▶ Your instructions: Set down the entries below exactly as written.

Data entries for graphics
"""

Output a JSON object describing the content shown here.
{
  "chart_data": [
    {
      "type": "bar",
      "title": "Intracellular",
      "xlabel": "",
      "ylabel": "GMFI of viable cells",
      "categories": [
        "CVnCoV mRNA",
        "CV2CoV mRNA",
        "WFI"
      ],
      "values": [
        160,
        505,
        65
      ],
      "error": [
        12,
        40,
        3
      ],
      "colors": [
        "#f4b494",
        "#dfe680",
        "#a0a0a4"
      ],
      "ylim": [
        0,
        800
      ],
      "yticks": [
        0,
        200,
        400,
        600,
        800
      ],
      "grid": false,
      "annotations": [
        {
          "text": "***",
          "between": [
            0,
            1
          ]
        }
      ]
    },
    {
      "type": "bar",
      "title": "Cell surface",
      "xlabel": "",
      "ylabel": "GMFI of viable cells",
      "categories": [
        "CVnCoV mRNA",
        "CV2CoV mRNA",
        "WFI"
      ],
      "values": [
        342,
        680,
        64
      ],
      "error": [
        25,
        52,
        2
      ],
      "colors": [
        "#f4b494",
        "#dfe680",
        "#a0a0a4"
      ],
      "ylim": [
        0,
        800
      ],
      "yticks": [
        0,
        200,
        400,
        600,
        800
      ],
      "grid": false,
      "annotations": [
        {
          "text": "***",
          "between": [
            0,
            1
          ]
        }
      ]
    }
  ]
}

"""

▶ Answer area:
Output a JSON object describing the content shown here.
{
  "chart_data": [
    {
      "type": "bar",
      "title": "Intracellular",
      "xlabel": "",
      "ylabel": "GMFI of viable cells",
      "categories": [
        "CVnCoV mRNA",
        "CV2CoV mRNA",
        "WFI"
      ],
      "values": [
        160,
        505,
        65
      ],
      "error": [
        12,
        40,
        3
      ],
      "colors": [
        "#f4b494",
        "#dfe680",
        "#a0a0a4"
      ],
      "ylim": [
        0,
        800
      ],
      "yticks": [
        0,
        200,
        400,
        600,
        800
      ],
      "grid": false,
      "annotations": [
        {
          "text": "***",
          "between": [
            0,
            1
          ]
        }
      ]
    },
    {
      "type": "bar",
      "title": "Cell surface",
      "xlabel": "",
      "ylabel": "GMFI of viable cells",
      "categories": [
        "CVnCoV mRNA",
        "CV2CoV mRNA",
        "WFI"
      ],
      "values": [
        342,
        680,
        64
      ],
      "error": [
        25,
        52,
        2
      ],
      "colors": [
        "#f4b494",
        "#dfe680",
        "#a0a0a4"
      ],
      "ylim": [
        0,
        800
      ],
      "yticks": [
        0,
        200,
        400,
        600,
        800
      ],
      "grid": false,
      "annotations": [
        {
          "text": "***",
          "between": [
            0,
            1
          ]
        }
      ]
    }
  ]
}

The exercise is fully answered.